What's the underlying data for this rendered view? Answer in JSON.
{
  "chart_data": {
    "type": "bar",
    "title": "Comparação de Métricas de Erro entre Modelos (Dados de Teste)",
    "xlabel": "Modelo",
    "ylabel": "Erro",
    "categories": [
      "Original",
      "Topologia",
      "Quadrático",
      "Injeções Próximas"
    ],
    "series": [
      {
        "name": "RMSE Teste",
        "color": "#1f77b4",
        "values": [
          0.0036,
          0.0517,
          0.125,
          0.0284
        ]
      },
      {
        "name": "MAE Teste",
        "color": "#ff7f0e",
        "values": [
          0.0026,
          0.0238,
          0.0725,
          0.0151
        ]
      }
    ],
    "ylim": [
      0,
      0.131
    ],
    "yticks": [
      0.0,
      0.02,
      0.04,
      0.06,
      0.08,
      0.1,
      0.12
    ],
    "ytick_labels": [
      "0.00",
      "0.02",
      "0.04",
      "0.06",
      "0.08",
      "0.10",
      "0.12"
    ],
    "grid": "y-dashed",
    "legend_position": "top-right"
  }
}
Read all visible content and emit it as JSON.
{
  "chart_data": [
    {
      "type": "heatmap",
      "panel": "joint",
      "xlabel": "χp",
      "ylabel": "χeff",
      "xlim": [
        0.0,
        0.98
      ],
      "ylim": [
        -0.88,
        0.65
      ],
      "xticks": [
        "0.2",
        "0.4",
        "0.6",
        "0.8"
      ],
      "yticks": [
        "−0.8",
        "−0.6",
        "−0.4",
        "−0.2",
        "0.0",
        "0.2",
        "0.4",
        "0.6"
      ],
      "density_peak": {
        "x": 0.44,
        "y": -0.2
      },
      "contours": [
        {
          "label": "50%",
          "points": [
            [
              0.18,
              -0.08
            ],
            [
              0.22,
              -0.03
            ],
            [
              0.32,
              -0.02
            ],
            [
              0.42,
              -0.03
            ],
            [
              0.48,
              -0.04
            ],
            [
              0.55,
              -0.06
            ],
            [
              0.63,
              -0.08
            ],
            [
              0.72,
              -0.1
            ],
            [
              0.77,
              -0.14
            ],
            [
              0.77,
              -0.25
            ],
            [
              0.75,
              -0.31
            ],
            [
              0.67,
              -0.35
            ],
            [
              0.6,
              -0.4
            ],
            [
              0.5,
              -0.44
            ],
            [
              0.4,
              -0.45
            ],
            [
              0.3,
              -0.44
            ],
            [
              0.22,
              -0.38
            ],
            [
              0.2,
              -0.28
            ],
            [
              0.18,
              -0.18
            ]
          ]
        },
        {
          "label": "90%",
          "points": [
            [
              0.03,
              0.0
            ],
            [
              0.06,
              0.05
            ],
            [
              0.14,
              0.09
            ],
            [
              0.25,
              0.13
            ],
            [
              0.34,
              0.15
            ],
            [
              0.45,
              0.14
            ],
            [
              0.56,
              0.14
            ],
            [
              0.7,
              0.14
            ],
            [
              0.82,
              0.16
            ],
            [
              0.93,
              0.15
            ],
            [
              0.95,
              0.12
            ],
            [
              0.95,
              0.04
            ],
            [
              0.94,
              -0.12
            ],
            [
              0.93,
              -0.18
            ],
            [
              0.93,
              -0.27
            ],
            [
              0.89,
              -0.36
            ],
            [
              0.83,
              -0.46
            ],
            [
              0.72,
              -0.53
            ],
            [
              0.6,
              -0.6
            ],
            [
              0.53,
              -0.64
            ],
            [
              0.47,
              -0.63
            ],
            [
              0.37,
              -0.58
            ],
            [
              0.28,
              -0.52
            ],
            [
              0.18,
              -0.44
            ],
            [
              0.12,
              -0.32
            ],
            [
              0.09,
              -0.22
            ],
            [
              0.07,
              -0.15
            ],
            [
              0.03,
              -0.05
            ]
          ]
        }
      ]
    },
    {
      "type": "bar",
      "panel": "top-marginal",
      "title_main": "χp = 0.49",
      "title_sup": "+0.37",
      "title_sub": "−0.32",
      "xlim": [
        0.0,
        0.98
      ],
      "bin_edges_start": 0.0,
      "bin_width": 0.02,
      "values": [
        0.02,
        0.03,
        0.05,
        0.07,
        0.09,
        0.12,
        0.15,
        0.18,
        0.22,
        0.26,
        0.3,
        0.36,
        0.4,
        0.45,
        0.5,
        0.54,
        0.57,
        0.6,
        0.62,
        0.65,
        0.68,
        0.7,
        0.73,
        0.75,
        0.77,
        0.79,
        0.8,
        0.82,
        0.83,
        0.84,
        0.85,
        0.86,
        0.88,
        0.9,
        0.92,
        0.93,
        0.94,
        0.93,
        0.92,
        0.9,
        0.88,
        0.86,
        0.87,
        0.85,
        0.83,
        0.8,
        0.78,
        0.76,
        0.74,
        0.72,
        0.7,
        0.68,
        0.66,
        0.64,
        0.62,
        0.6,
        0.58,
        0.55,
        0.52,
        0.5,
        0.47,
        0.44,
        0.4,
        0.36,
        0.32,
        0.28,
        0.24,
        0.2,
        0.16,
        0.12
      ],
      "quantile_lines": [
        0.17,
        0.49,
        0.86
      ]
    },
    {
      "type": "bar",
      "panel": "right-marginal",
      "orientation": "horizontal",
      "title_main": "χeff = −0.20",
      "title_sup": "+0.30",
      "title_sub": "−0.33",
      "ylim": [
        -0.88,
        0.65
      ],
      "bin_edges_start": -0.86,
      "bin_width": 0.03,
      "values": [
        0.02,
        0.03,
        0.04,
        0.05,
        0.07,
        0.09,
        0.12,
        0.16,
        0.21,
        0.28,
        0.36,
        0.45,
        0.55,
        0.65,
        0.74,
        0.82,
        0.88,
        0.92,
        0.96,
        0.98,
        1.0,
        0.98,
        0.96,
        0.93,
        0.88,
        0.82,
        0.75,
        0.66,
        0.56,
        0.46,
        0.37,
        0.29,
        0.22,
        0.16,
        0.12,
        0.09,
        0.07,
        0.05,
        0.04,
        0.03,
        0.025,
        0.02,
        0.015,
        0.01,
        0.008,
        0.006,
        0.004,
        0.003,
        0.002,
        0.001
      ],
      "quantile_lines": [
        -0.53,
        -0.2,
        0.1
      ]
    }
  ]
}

[Work to do] Where a line in the entries holds "type", copy that line.

[Output of the exercise]
    "type": "bar",
      "type": "heatmap",
      "type": "bar",
      "type": "bar",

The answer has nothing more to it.